## Short task
Copy all the entries word for word, but omit the pictures.

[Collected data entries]
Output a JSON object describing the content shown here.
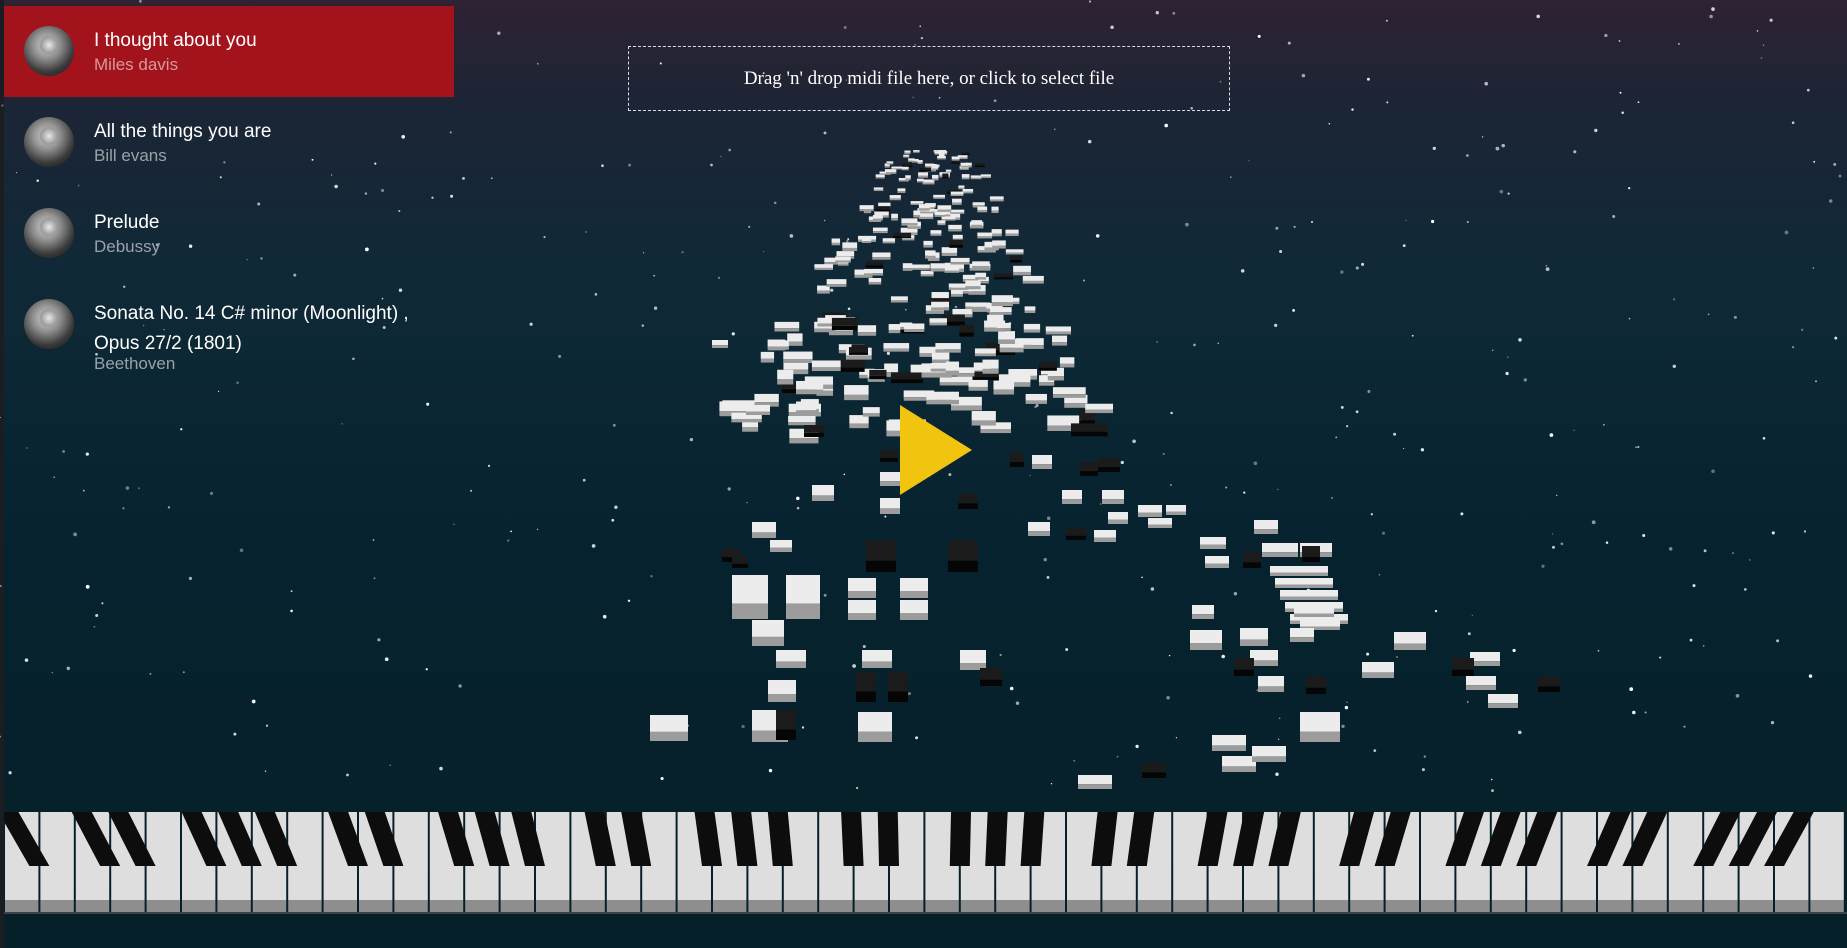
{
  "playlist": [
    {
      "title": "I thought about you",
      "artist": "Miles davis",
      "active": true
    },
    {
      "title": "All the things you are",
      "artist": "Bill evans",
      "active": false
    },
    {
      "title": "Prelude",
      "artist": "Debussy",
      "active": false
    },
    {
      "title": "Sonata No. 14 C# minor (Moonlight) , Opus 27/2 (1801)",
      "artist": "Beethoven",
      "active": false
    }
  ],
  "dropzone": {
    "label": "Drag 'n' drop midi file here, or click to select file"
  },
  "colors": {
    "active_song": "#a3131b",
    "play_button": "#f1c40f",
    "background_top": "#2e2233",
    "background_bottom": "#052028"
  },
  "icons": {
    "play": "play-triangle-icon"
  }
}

## Solution below
Output a JSON object describing the content shown here.
{
  "playlist": [
    {
      "title": "I thought about you",
      "artist": "Miles davis",
      "active": true
    },
    {
      "title": "All the things you are",
      "artist": "Bill evans",
      "active": false
    },
    {
      "title": "Prelude",
      "artist": "Debussy",
      "active": false
    },
    {
      "title": "Sonata No. 14 C# minor (Moonlight) , Opus 27/2 (1801)",
      "artist": "Beethoven",
      "active": false
    }
  ],
  "dropzone": {
    "label": "Drag 'n' drop midi file here, or click to select file"
  },
  "colors": {
    "active_song": "#a3131b",
    "play_button": "#f1c40f",
    "background_top": "#2e2233",
    "background_bottom": "#052028"
  },
  "icons": {
    "play": "play-triangle-icon"
  }
}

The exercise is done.